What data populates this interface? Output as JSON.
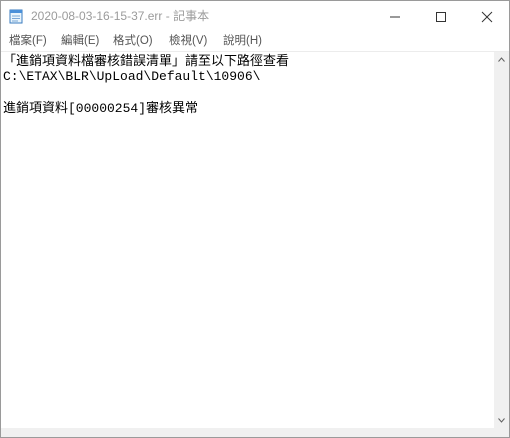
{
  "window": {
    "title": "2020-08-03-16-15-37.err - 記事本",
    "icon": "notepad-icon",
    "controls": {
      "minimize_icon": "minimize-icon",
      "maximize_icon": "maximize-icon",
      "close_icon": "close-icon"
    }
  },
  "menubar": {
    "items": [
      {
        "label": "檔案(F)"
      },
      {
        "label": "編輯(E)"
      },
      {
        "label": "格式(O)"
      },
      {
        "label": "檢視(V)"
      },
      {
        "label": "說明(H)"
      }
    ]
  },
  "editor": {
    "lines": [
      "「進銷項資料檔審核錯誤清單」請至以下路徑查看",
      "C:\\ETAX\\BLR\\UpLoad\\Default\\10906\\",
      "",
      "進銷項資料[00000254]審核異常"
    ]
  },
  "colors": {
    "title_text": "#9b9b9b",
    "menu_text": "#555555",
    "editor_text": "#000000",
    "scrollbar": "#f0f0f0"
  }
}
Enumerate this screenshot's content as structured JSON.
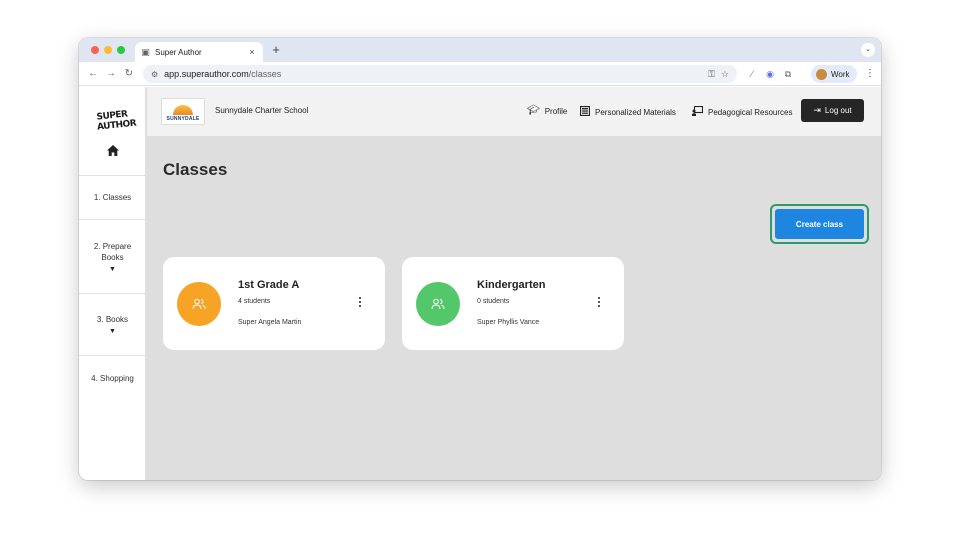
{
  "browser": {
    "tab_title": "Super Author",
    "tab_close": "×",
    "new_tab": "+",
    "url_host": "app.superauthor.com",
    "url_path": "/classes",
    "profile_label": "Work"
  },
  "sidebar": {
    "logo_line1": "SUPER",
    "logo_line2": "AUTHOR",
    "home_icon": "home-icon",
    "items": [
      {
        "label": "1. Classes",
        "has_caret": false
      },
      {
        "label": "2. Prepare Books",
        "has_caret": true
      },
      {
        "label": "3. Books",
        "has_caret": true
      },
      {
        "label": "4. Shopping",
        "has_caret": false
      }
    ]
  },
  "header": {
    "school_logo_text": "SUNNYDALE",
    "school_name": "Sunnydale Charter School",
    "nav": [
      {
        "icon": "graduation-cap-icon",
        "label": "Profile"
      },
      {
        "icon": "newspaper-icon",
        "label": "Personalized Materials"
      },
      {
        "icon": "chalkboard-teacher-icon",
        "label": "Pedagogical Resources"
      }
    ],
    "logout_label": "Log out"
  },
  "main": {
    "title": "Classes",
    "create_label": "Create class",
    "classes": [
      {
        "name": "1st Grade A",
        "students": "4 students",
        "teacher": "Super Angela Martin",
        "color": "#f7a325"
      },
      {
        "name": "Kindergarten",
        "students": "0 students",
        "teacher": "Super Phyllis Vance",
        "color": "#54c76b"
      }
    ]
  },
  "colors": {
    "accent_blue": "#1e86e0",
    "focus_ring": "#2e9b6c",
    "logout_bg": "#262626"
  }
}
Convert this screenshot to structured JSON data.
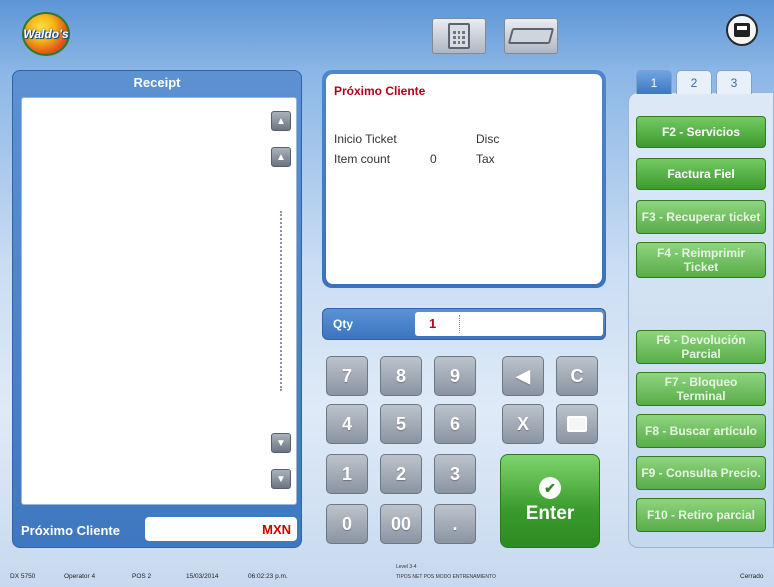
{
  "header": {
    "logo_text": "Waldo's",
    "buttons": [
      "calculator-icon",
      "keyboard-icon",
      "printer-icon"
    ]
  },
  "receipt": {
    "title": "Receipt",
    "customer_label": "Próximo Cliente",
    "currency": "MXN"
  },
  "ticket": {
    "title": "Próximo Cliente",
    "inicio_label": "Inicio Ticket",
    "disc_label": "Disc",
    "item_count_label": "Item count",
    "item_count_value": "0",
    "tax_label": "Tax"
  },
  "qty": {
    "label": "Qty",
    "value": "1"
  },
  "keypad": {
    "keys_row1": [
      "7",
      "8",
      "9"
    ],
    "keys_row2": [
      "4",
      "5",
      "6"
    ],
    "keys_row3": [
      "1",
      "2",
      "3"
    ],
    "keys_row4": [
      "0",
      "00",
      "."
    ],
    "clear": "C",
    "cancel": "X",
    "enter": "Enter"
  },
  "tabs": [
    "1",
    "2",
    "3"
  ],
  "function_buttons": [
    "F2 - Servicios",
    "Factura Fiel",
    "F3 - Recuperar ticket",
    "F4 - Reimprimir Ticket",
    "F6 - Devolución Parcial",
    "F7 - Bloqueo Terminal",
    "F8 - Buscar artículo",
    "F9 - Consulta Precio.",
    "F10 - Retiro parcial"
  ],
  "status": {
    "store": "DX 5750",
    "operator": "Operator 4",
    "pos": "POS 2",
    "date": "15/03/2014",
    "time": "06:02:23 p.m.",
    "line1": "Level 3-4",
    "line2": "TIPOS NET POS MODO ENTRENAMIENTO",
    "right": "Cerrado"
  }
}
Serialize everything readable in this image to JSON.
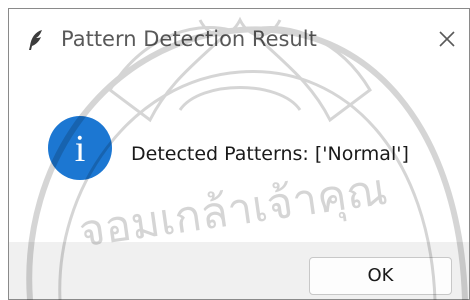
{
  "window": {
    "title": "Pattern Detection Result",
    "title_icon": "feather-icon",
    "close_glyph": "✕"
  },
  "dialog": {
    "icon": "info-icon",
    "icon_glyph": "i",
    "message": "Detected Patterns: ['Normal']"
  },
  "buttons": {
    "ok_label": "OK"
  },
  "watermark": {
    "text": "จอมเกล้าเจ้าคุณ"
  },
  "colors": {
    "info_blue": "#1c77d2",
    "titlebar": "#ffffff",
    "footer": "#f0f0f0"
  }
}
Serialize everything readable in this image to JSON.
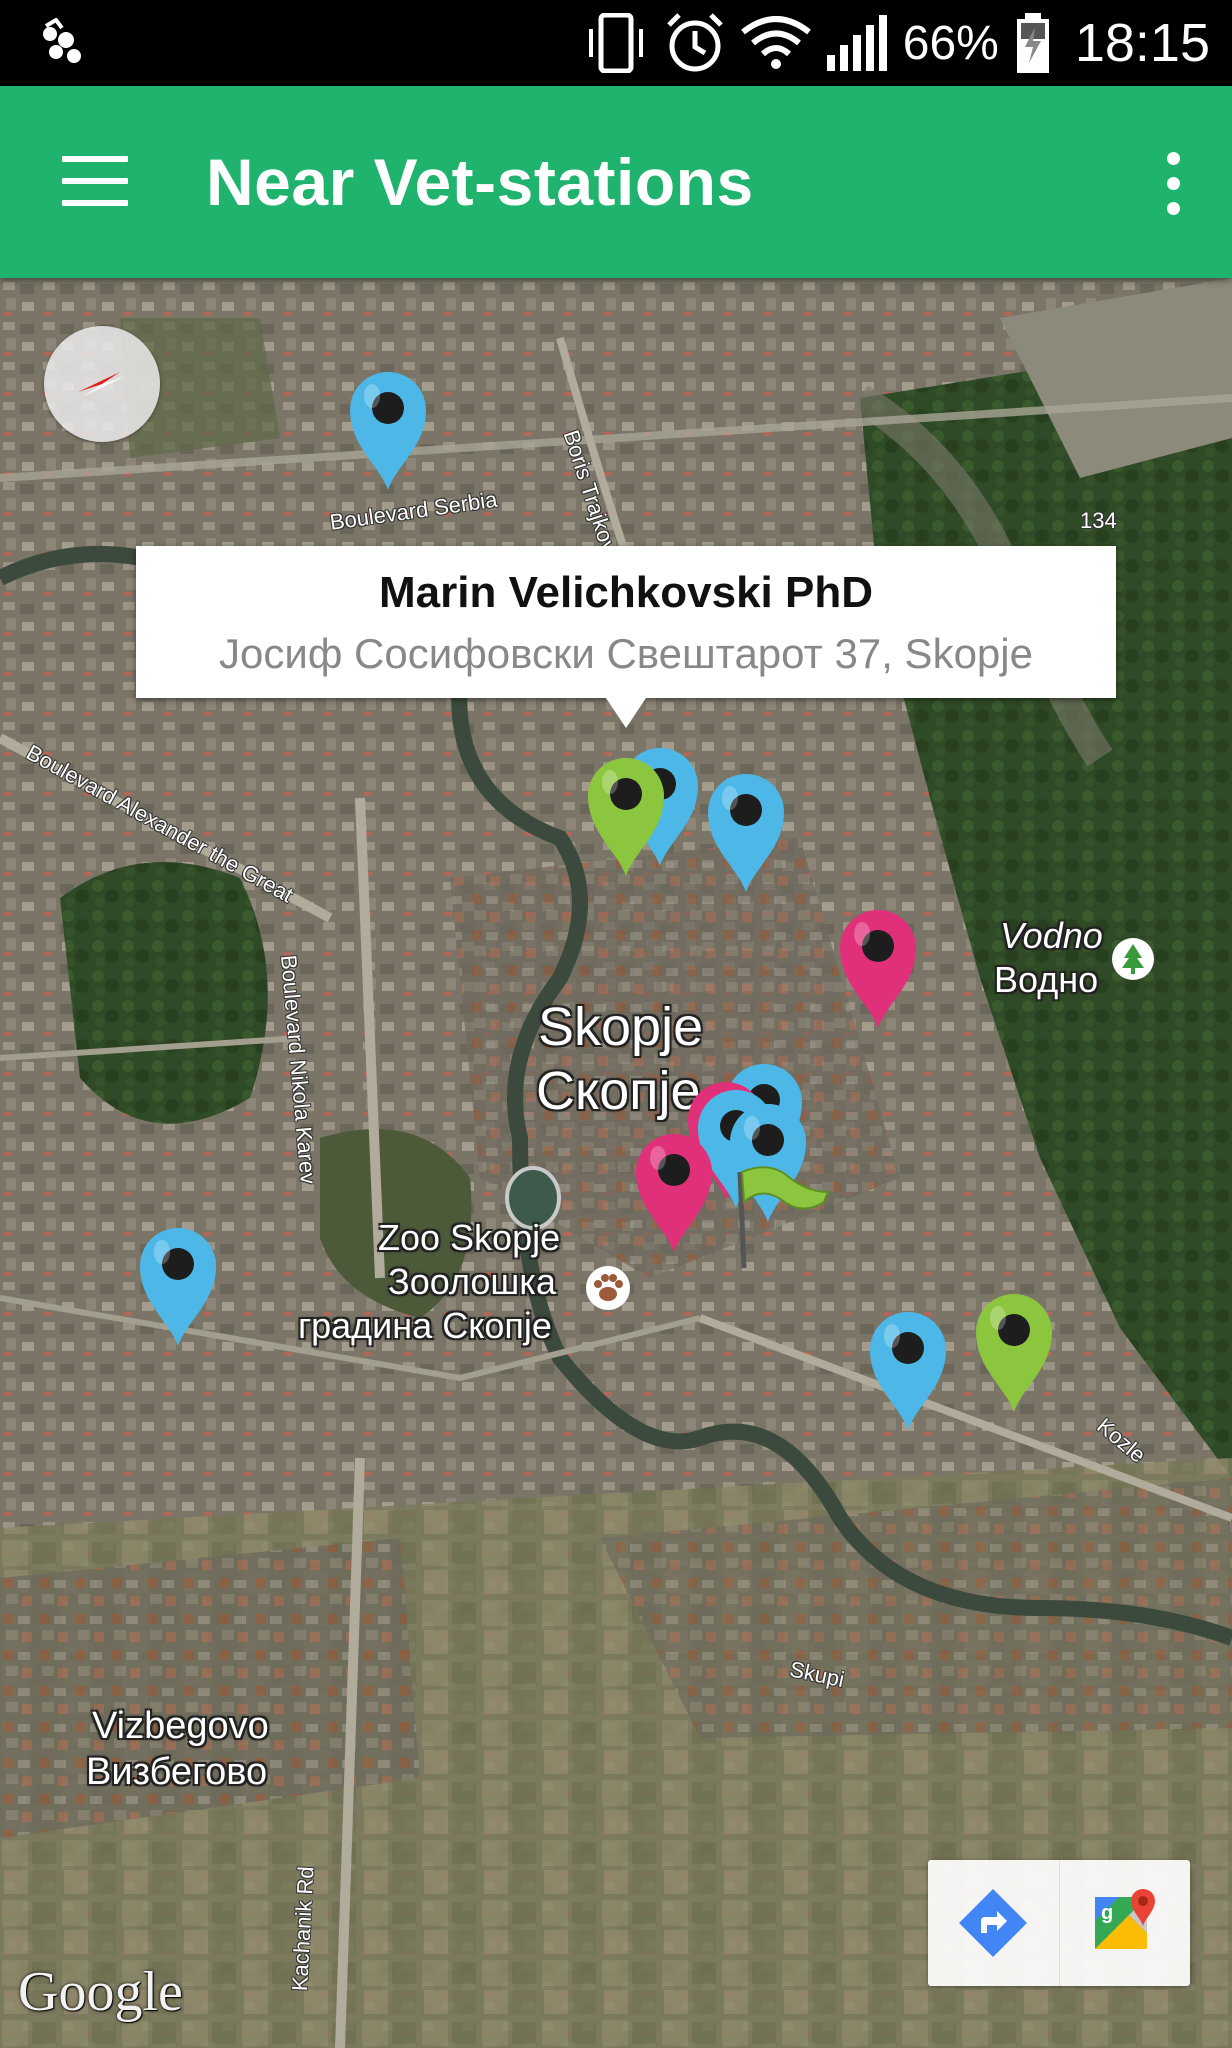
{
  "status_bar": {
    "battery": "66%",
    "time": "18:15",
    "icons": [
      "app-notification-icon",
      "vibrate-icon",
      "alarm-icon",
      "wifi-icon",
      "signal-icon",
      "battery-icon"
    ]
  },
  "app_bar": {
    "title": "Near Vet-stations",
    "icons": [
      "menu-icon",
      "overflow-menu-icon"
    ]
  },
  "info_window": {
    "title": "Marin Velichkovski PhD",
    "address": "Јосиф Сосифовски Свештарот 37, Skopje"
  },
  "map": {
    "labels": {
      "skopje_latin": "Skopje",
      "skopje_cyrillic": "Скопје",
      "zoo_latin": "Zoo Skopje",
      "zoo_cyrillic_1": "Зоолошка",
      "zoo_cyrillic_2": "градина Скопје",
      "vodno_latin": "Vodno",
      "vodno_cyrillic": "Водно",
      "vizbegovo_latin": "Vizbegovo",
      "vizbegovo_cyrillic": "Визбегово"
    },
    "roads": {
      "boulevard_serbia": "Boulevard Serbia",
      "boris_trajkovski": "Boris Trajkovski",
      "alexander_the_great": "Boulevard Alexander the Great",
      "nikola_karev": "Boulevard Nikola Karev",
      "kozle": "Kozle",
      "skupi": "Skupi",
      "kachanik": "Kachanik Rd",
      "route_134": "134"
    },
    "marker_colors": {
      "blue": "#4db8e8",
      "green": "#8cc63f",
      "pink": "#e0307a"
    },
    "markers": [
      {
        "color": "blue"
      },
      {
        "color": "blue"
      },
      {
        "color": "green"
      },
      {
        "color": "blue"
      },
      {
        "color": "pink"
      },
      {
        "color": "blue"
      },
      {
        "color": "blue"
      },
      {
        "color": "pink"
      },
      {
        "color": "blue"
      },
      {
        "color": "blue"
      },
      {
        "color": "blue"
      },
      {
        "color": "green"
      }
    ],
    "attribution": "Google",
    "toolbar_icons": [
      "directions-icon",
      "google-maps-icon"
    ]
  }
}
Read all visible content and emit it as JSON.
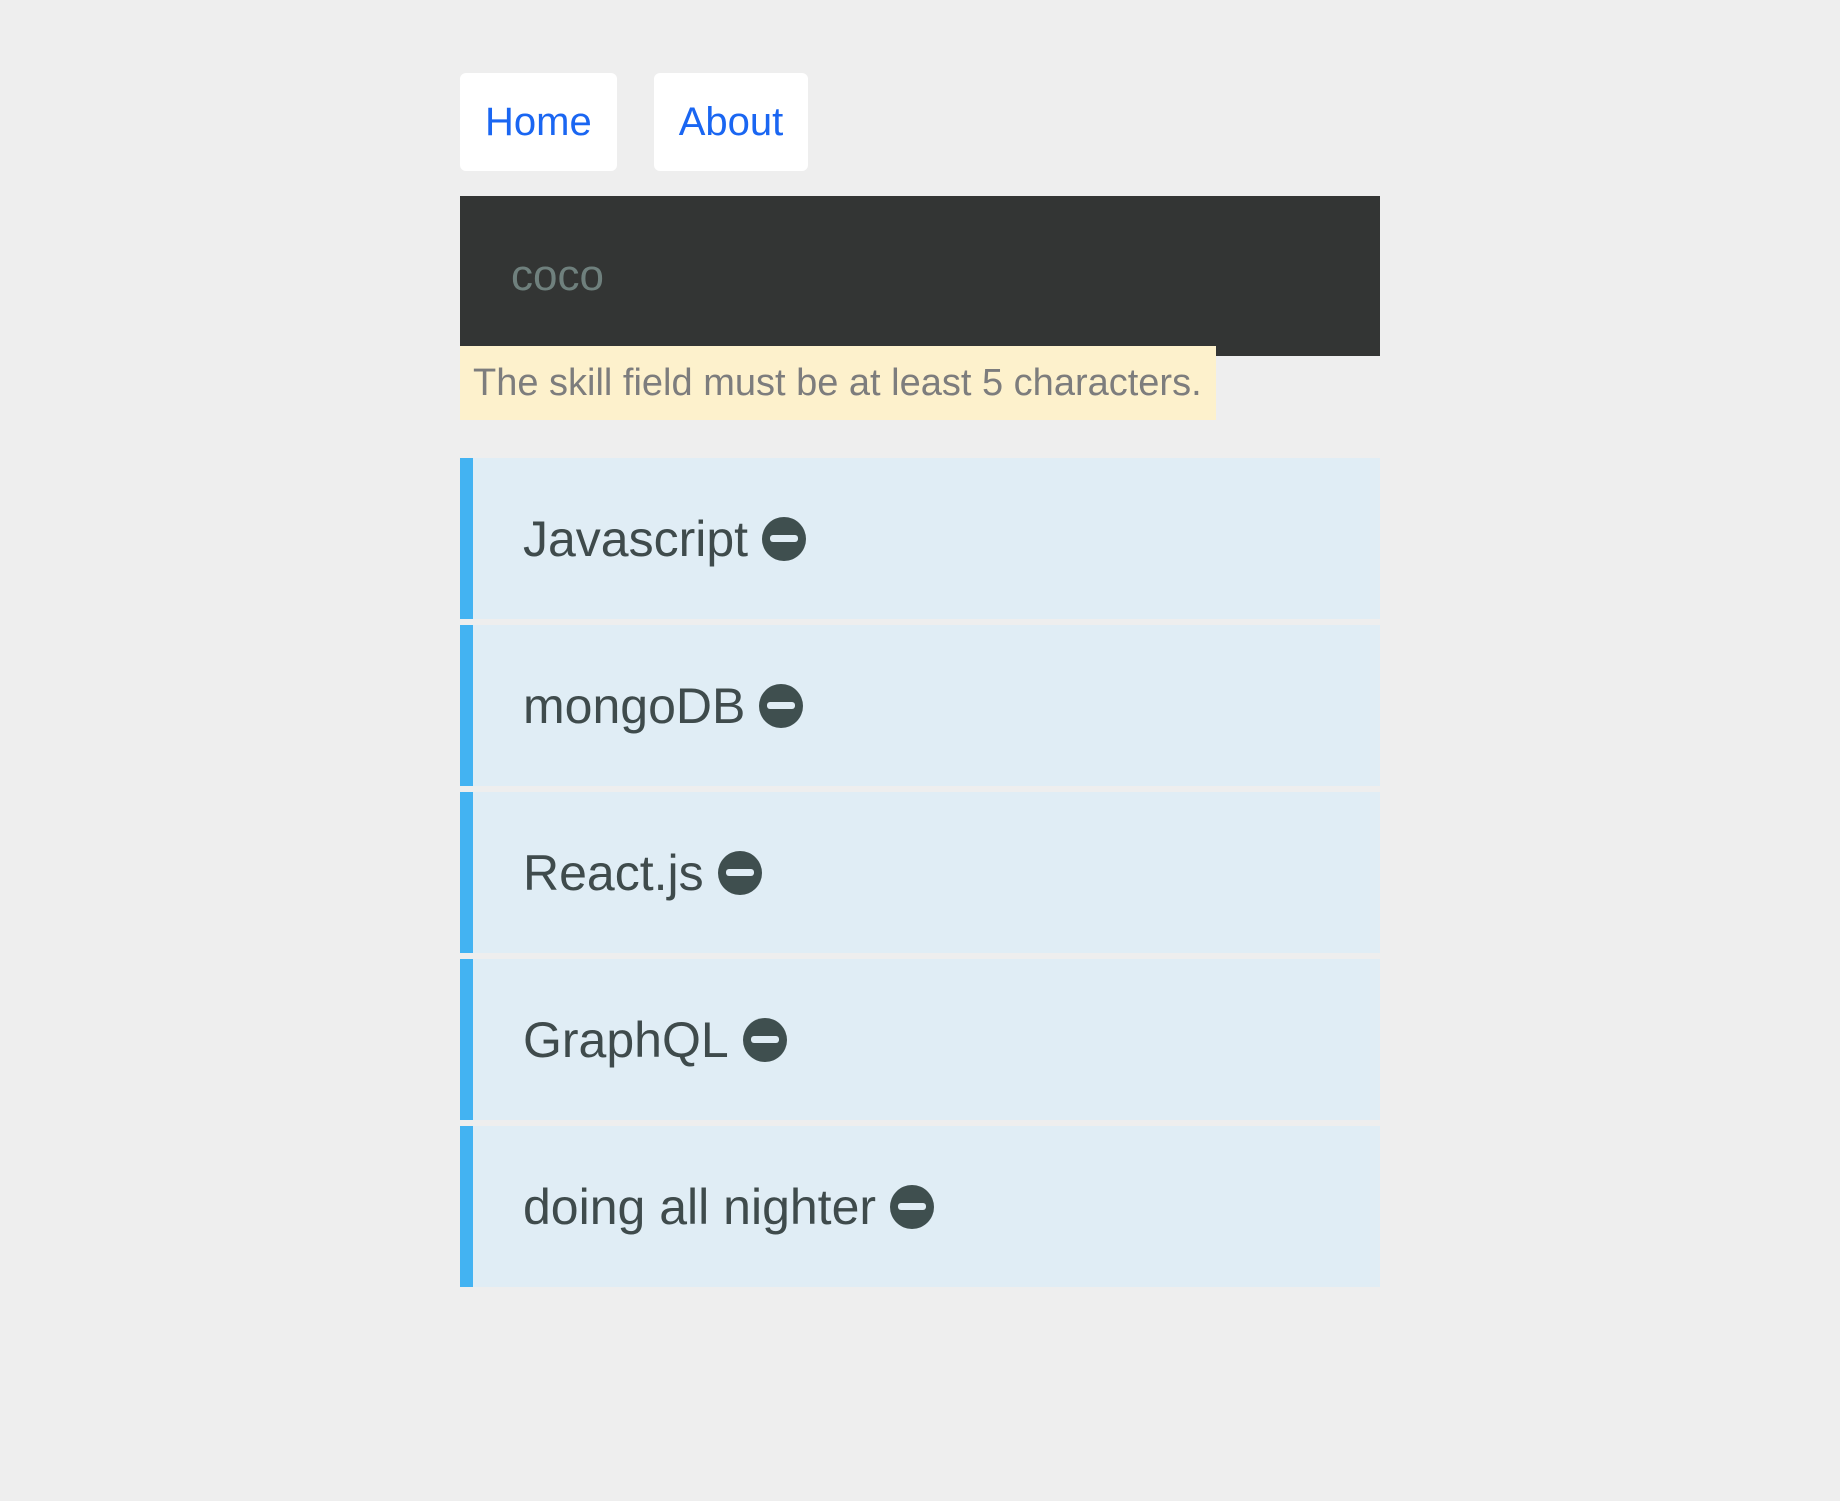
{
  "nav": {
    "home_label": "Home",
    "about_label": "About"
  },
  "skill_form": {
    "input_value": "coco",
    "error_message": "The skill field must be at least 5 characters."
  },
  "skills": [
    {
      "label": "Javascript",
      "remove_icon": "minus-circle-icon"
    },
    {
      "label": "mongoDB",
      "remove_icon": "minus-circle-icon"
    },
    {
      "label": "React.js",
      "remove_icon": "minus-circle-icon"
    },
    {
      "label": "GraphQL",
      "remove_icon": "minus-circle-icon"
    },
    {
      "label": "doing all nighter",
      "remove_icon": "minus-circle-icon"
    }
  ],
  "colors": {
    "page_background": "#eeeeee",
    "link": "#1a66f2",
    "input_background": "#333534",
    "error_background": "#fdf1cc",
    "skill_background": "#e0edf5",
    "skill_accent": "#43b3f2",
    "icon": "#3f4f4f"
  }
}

• DIRECTION: Copy all lines above containing the string "data".

• TASK RESULT:
What data populates this interface? Output as JSON.
Convert this screenshot to structured JSON data.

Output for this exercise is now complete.